#### [SHORT TASK]
Reproduce each line bearing the word "plaats".

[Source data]
--
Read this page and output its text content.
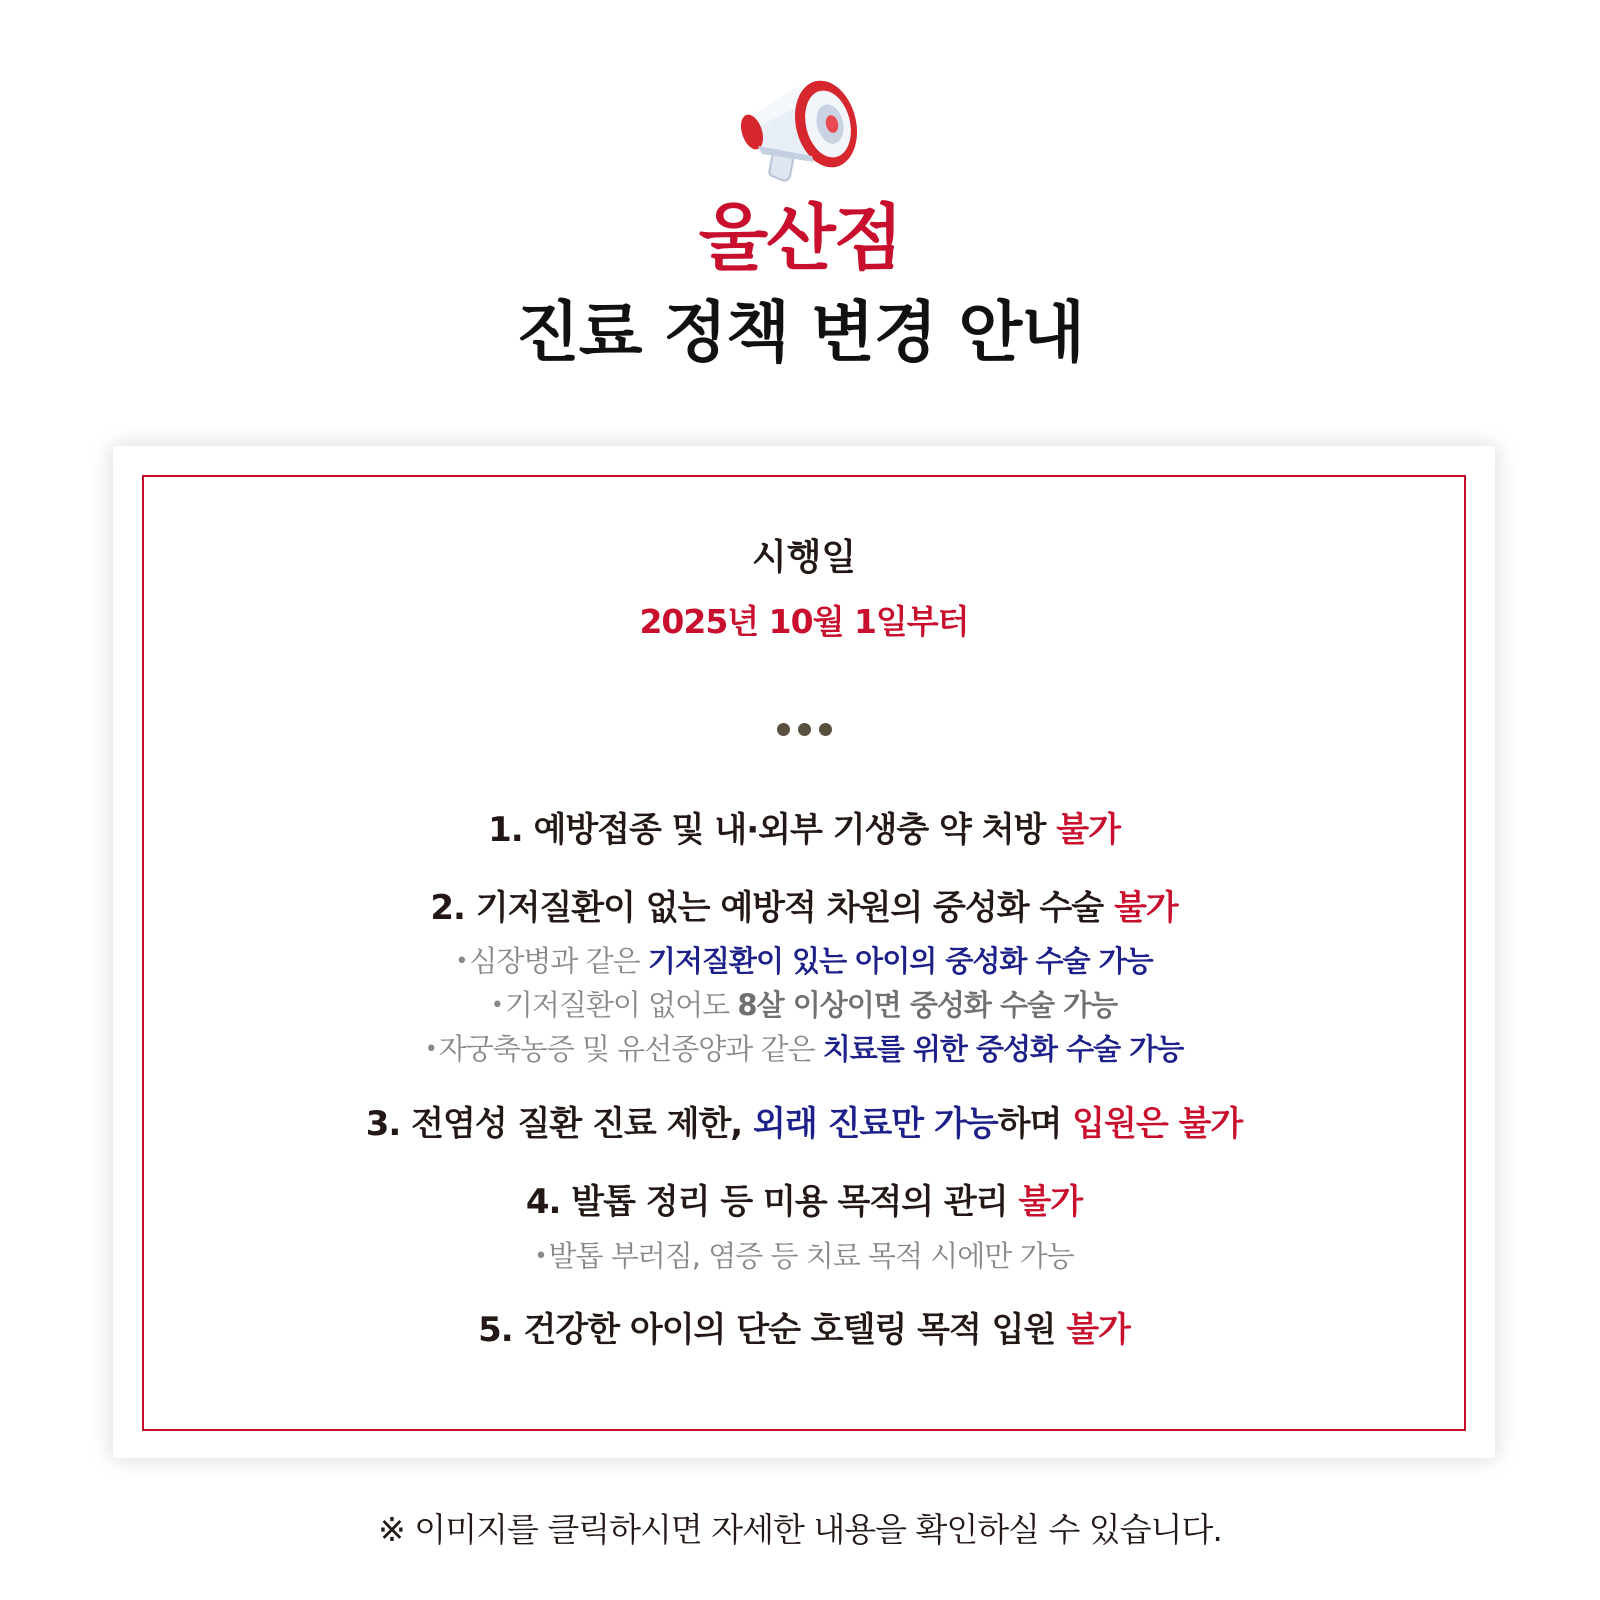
울산점
진료 정책 변경 안내
시행일
2025년 10월 1일부터
1. 예방접종 및 내·외부 기생충 약 처방 불가
2. 기저질환이 없는 예방적 차원의 중성화 수술 불가
•심장병과 같은 기저질환이 있는 아이의 중성화 수술 가능
•기저질환이 없어도 8살 이상이면 중성화 수술 가능
•자궁축농증 및 유선종양과 같은 치료를 위한 중성화 수술 가능
3. 전염성 질환 진료 제한, 외래 진료만 가능하며 입원은 불가
4. 발톱 정리 등 미용 목적의 관리 불가
•발톱 부러짐, 염증 등 치료 목적 시에만 가능
5. 건강한 아이의 단순 호텔링 목적 입원 불가
※ 이미지를 클릭하시면 자세한 내용을 확인하실 수 있습니다.
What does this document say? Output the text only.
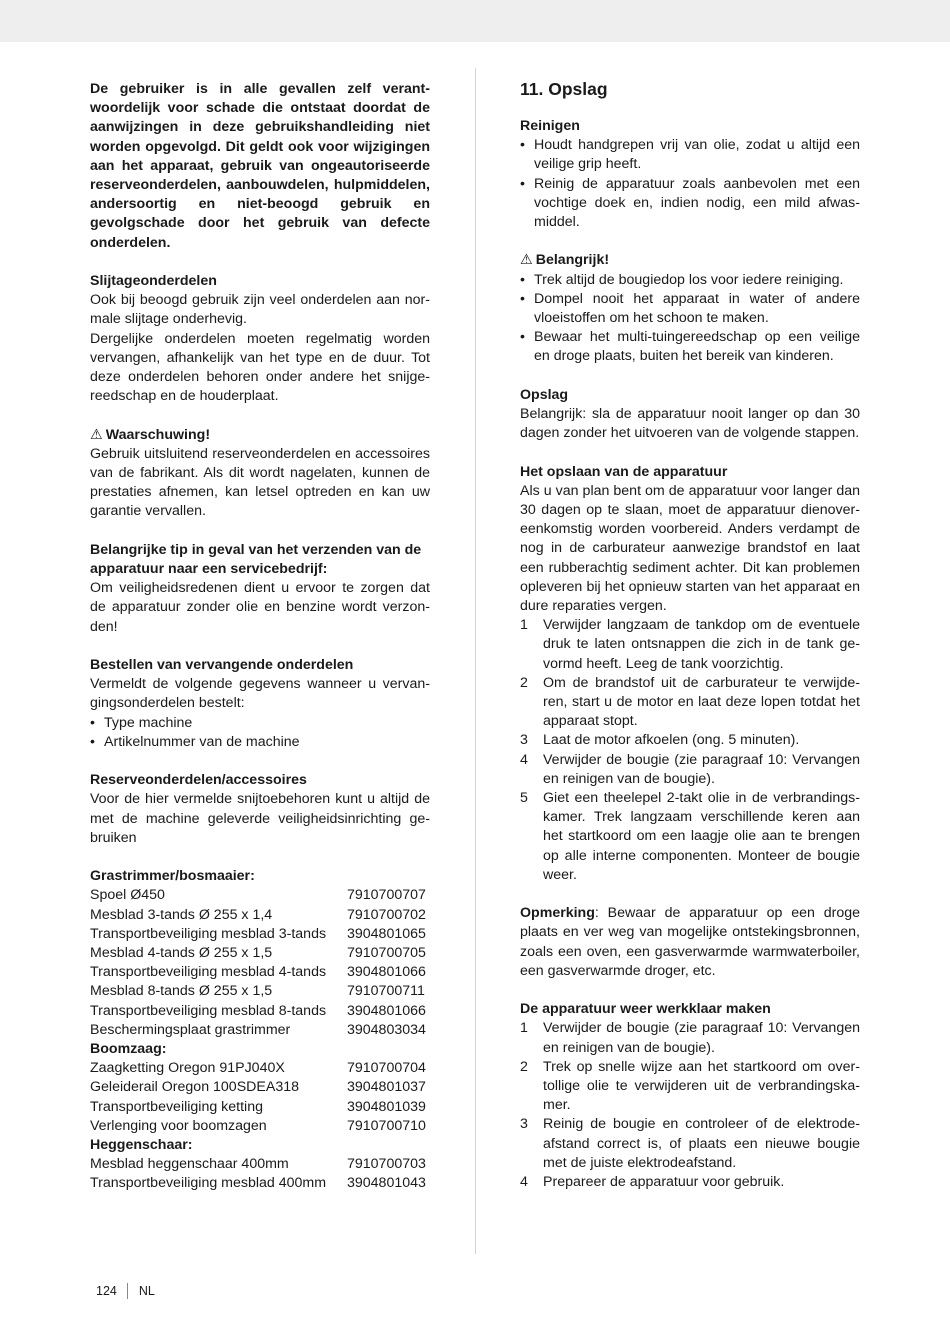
De gebruiker is in alle gevallen zelf verantwoordelijk voor schade die ontstaat doordat de aanwijzingen in deze gebruikshandleiding niet worden opgevolgd. Dit geldt ook voor wijzigingen aan het apparaat, gebruik van ongeautoriseerde reserveonderdelen, aanbouwdelen, hulpmiddelen, andersoortig en niet-beoogd gebruik en gevolgschade door het gebruik van defecte onderdelen.

Slijtageonderdelen

Ook bij beoogd gebruik zijn veel onderdelen aan normale slijtage onderhevig.

Dergelijke onderdelen moeten regelmatig worden vervangen, afhankelijk van het type en de duur. Tot deze onderdelen behoren onder andere het snijgereedschap en de houderplaat.

⚠ Waarschuwing!

Gebruik uitsluitend reserveonderdelen en accessoires van de fabrikant. Als dit wordt nagelaten, kunnen de prestaties afnemen, kan letsel optreden en kan uw garantie vervallen.

Belangrijke tip in geval van het verzenden van de apparatuur naar een servicebedrijf:

Om veiligheidsredenen dient u ervoor te zorgen dat de apparatuur zonder olie en benzine wordt verzonden!

Bestellen van vervangende onderdelen

Vermeldt de volgende gegevens wanneer u vervangingsonderdelen bestelt:

• Type machine
• Artikelnummer van de machine

Reserveonderdelen/accessoires

Voor de hier vermelde snijtoebehoren kunt u altijd de met de machine geleverde veiligheidsinrichting gebruiken

Grastrimmer/bosmaaier:

Spoel Ø450	7910700707
Mesblad 3-tands Ø 255 x 1,4	7910700702
Transportbeveiliging mesblad 3-tands	3904801065
Mesblad 4-tands Ø 255 x 1,5	7910700705
Transportbeveiliging mesblad 4-tands	3904801066
Mesblad 8-tands Ø 255 x 1,5	7910700711
Transportbeveiliging mesblad 8-tands	3904801066
Beschermingsplaat grastrimmer	3904803034

Boomzaag:

Zaagketting Oregon 91PJ040X	7910700704
Geleiderail Oregon 100SDEA318	3904801037
Transportbeveiliging ketting	3904801039
Verlenging voor boomzagen	7910700710

Heggenschaar:

Mesblad heggenschaar 400mm	7910700703
Transportbeveiliging mesblad 400mm	3904801043

11. Opslag

Reinigen

• Houdt handgrepen vrij van olie, zodat u altijd een veilige grip heeft.
• Reinig de apparatuur zoals aanbevolen met een vochtige doek en, indien nodig, een mild afwasmiddel.

⚠ Belangrijk!

• Trek altijd de bougiedop los voor iedere reiniging.
• Dompel nooit het apparaat in water of andere vloeistoffen om het schoon te maken.
• Bewaar het multi-tuingereedschap op een veilige en droge plaats, buiten het bereik van kinderen.

Opslag

Belangrijk: sla de apparatuur nooit langer op dan 30 dagen zonder het uitvoeren van de volgende stappen.

Het opslaan van de apparatuur

Als u van plan bent om de apparatuur voor langer dan 30 dagen op te slaan, moet de apparatuur dienovereenkomstig worden voorbereid. Anders verdampt de nog in de carburateur aanwezige brandstof en laat een rubberachtig sediment achter. Dit kan problemen opleveren bij het opnieuw starten van het apparaat en dure reparaties vergen.

1 Verwijder langzaam de tankdop om de eventuele druk te laten ontsnappen die zich in de tank gevormd heeft. Leeg de tank voorzichtig.
2 Om de brandstof uit de carburateur te verwijderen, start u de motor en laat deze lopen totdat het apparaat stopt.
3 Laat de motor afkoelen (ong. 5 minuten).
4 Verwijder de bougie (zie paragraaf 10: Vervangen en reinigen van de bougie).
5 Giet een theelepel 2-takt olie in de verbrandingskamer. Trek langzaam verschillende keren aan het startkoord om een laagje olie aan te brengen op alle interne componenten. Monteer de bougie weer.

Opmerking: Bewaar de apparatuur op een droge plaats en ver weg van mogelijke ontstekingsbronnen, zoals een oven, een gasverwarmde warmwaterboiler, een gasverwarmde droger, etc.

De apparatuur weer werkklaar maken

1 Verwijder de bougie (zie paragraaf 10: Vervangen en reinigen van de bougie).
2 Trek op snelle wijze aan het startkoord om overtollige olie te verwijderen uit de verbrandingskamer.
3 Reinig de bougie en controleer of de elektrodeafstand correct is, of plaats een nieuwe bougie met de juiste elektrodeafstand.
4 Prepareer de apparatuur voor gebruik.
124 NL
--
#### [RESULT OF THE EXERCISE]
• Bewaar het multi-tuingereedschap op een veilige en droge plaats, buiten het bereik van kinderen.
Opmerking: Bewaar de apparatuur op een droge plaats en ver weg van mogelijke ontstekingsbronnen, zoals een oven, een gasverwarmde warmwaterboiler, een gasverwarmde droger, etc.
3 Reinig de bougie en controleer of de elektrodeafstand correct is, of plaats een nieuwe bougie met de juiste elektrodeafstand.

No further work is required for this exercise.